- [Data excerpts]
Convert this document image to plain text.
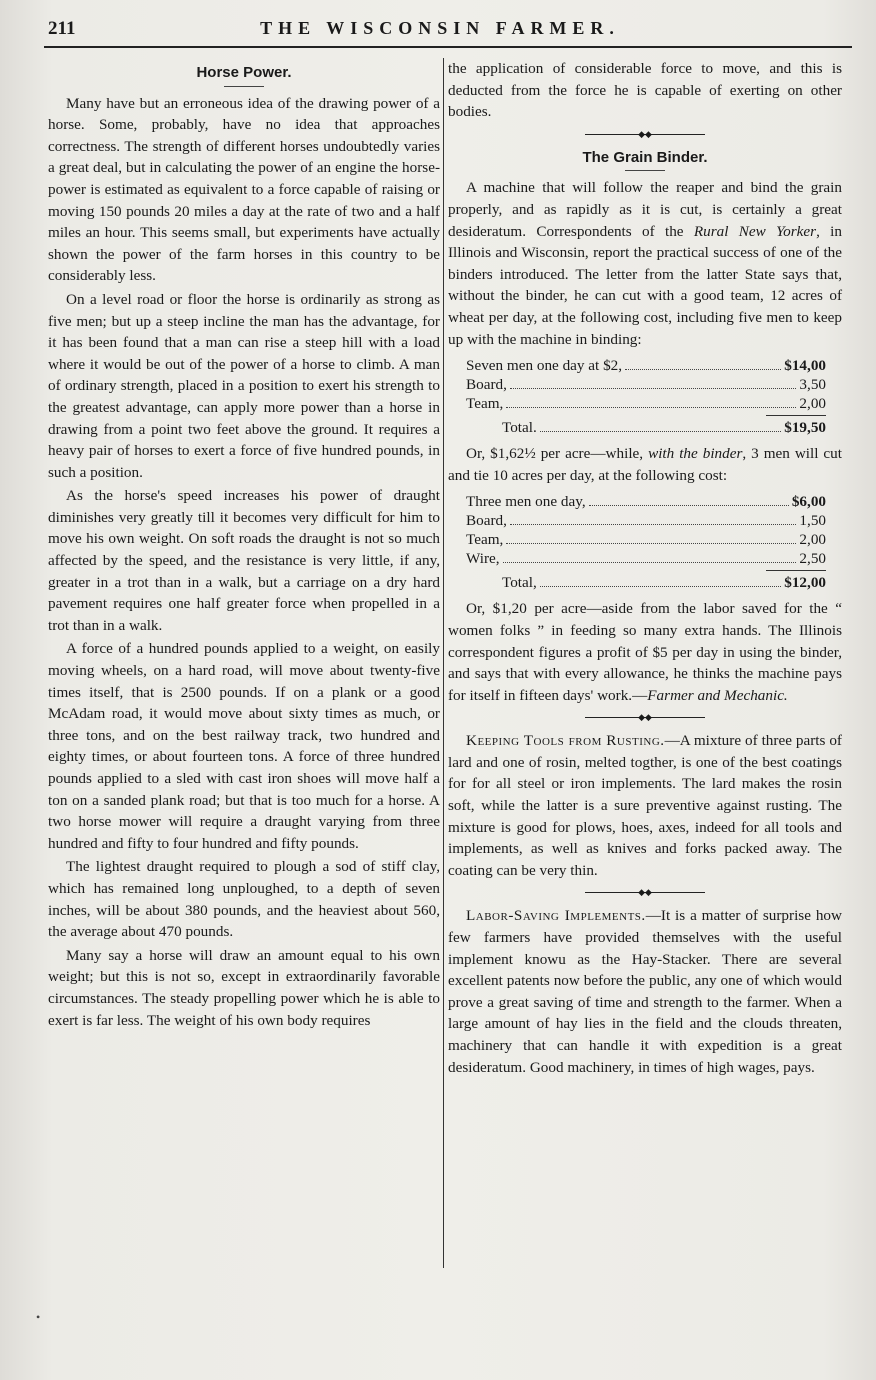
211	THE WISCONSIN FARMER.
Horse Power.

Many have but an erroneous idea of the drawing power of a horse. Some, probably, have no idea that approaches correctness. The strength of different horses undoubtedly varies a great deal, but in calculating the power of an engine the horse-power is estimated as equivalent to a force capable of raising or moving 150 pounds 20 miles a day at the rate of two and a half miles an hour. This seems small, but experiments have actually shown the power of the farm horses in this country to be considerably less.

On a level road or floor the horse is ordinarily as strong as five men; but up a steep incline the man has the advantage, for it has been found that a man can rise a steep hill with a load where it would be out of the power of a horse to climb. A man of ordinary strength, placed in a position to exert his strength to the greatest advantage, can apply more power than a horse in drawing from a point two feet above the ground. It requires a heavy pair of horses to exert a force of five hundred pounds, in such a position.

As the horse's speed increases his power of draught diminishes very greatly till it becomes very difficult for him to move his own weight. On soft roads the draught is not so much affected by the speed, and the resistance is very little, if any, greater in a trot than in a walk, but a carriage on a dry hard pavement requires one half greater force when propelled in a trot than in a walk.

A force of a hundred pounds applied to a weight, on easily moving wheels, on a hard road, will move about twenty-five times itself, that is 2500 pounds. If on a plank or a good McAdam road, it would move about sixty times as much, or three tons, and on the best railway track, two hundred and eighty times, or about fourteen tons. A force of three hundred pounds applied to a sled with cast iron shoes will move half a ton on a sanded plank road; but that is too much for a horse. A two horse mower will require a draught varying from three hundred and fifty to four hundred and fifty pounds.

The lightest draught required to plough a sod of stiff clay, which has remained long unploughed, to a depth of seven inches, will be about 380 pounds, and the heaviest about 560, the average about 470 pounds.

Many say a horse will draw an amount equal to his own weight; but this is not so, except in extraordinarily favorable circumstances. The steady propelling power which he is able to exert is far less. The weight of his own body requires

the application of considerable force to move, and this is deducted from the force he is capable of exerting on other bodies.

◆◆
The Grain Binder.

A machine that will follow the reaper and bind the grain properly, and as rapidly as it is cut, is certainly a great desideratum. Correspondents of the Rural New Yorker, in Illinois and Wisconsin, report the practical success of one of the binders introduced. The letter from the latter State says that, without the binder, he can cut with a good team, 12 acres of wheat per day, at the following cost, including five men to keep up with the machine in binding:

Seven men one day at $2,	$14,00
Board,	3,50
Team,	2,00
Total.	$19,50

Or, $1,62½ per acre—while, with the binder, 3 men will cut and tie 10 acres per day, at the following cost:

Three men one day,	$6,00
Board,	1,50
Team,	2,00
Wire,	2,50
Total,	$12,00

Or, $1,20 per acre—aside from the labor saved for the “ women folks ” in feeding so many extra hands. The Illinois correspondent figures a profit of $5 per day in using the binder, and says that with every allowance, he thinks the machine pays for itself in fifteen days' work.—Farmer and Mechanic.

◆◆

Keeping Tools from Rusting.—A mixture of three parts of lard and one of rosin, melted togther, is one of the best coatings for for all steel or iron implements. The lard makes the rosin soft, while the latter is a sure preventive against rusting. The mixture is good for plows, hoes, axes, indeed for all tools and implements, as well as knives and forks packed away. The coating can be very thin.

◆◆

Labor-Saving Implements.—It is a matter of surprise how few farmers have provided themselves with the useful implement knowu as the Hay-Stacker. There are several excellent patents now before the public, any one of which would prove a great saving of time and strength to the farmer. When a large amount of hay lies in the field and the clouds threaten, machinery that can handle it with expedition is a great desideratum. Good machinery, in times of high wages, pays.

•
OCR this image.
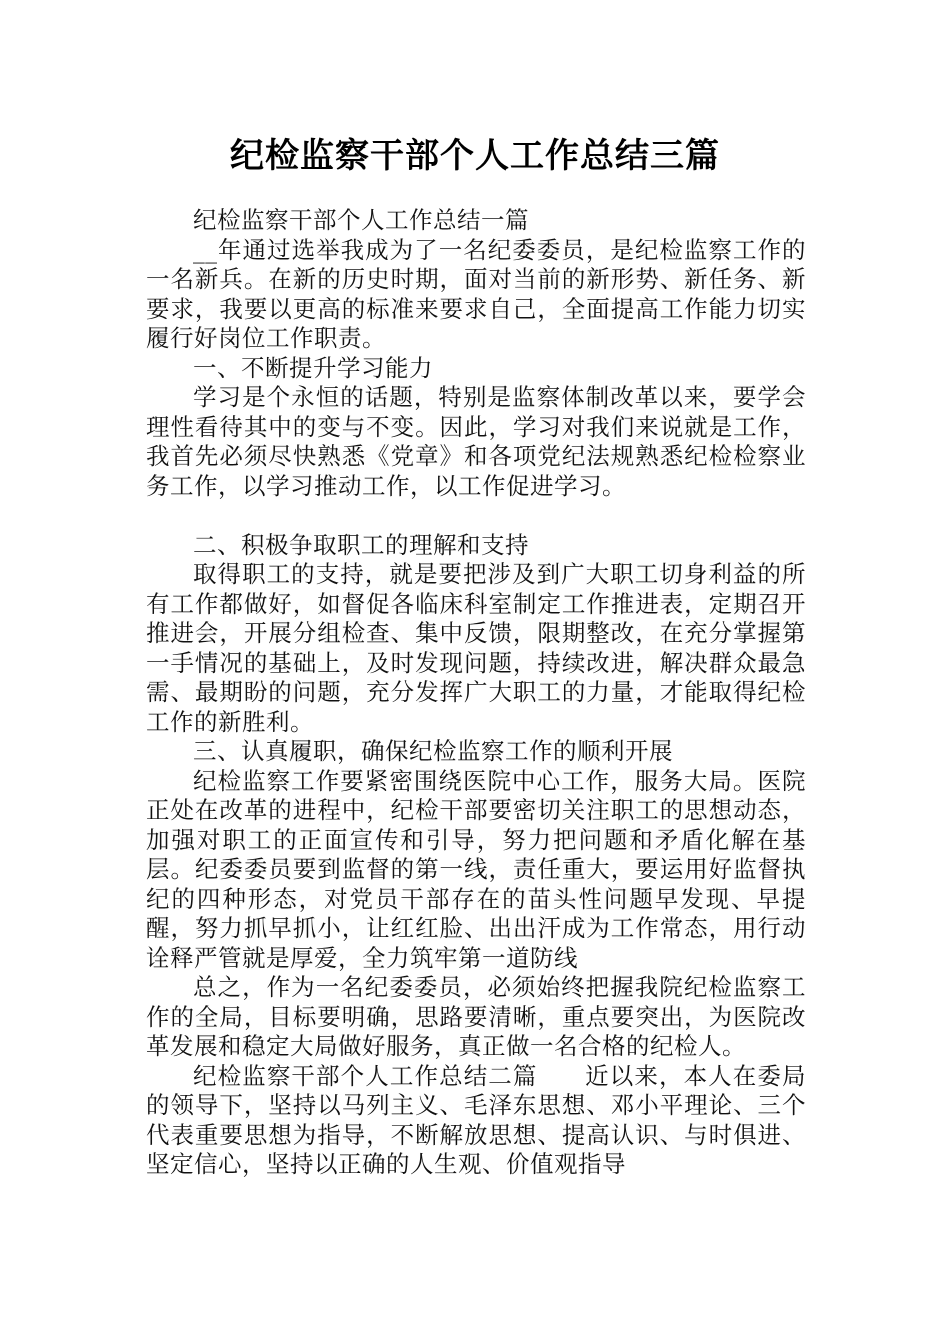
纪检监察干部个人工作总结三篇

纪检监察干部个人工作总结一篇

__年通过选举我成为了一名纪委委员，是纪检监察工作的一名新兵。在新的历史时期，面对当前的新形势、新任务、新要求，我要以更高的标准来要求自己，全面提高工作能力切实履行好岗位工作职责。

一、不断提升学习能力

学习是个永恒的话题，特别是监察体制改革以来，要学会理性看待其中的变与不变。因此，学习对我们来说就是工作，我首先必须尽快熟悉《党章》和各项党纪法规熟悉纪检检察业务工作，以学习推动工作，以工作促进学习。

二、积极争取职工的理解和支持

取得职工的支持，就是要把涉及到广大职工切身利益的所有工作都做好，如督促各临床科室制定工作推进表，定期召开推进会，开展分组检查、集中反馈，限期整改，在充分掌握第一手情况的基础上，及时发现问题，持续改进，解决群众最急需、最期盼的问题，充分发挥广大职工的力量，才能取得纪检工作的新胜利。

三、认真履职，确保纪检监察工作的顺利开展

纪检监察工作要紧密围绕医院中心工作，服务大局。医院正处在改革的进程中，纪检干部要密切关注职工的思想动态，加强对职工的正面宣传和引导，努力把问题和矛盾化解在基层。纪委委员要到监督的第一线，责任重大，要运用好监督执纪的四种形态，对党员干部存在的苗头性问题早发现、早提醒，努力抓早抓小，让红红脸、出出汗成为工作常态，用行动诠释严管就是厚爱，全力筑牢第一道防线

总之，作为一名纪委委员，必须始终把握我院纪检监察工作的全局，目标要明确，思路要清晰，重点要突出，为医院改革发展和稳定大局做好服务，真正做一名合格的纪检人。

纪检监察干部个人工作总结二篇 近以来，本人在委局的领导下，坚持以马列主义、毛泽东思想、邓小平理论、三个代表重要思想为指导，不断解放思想、提高认识、与时俱进、坚定信心，坚持以正确的人生观、价值观指导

- [PROBLEM STATEMENT]
Search the data for the string "image". List each line that has it.

- [RESULT]
Convert this document image to plain text.
OCR this image.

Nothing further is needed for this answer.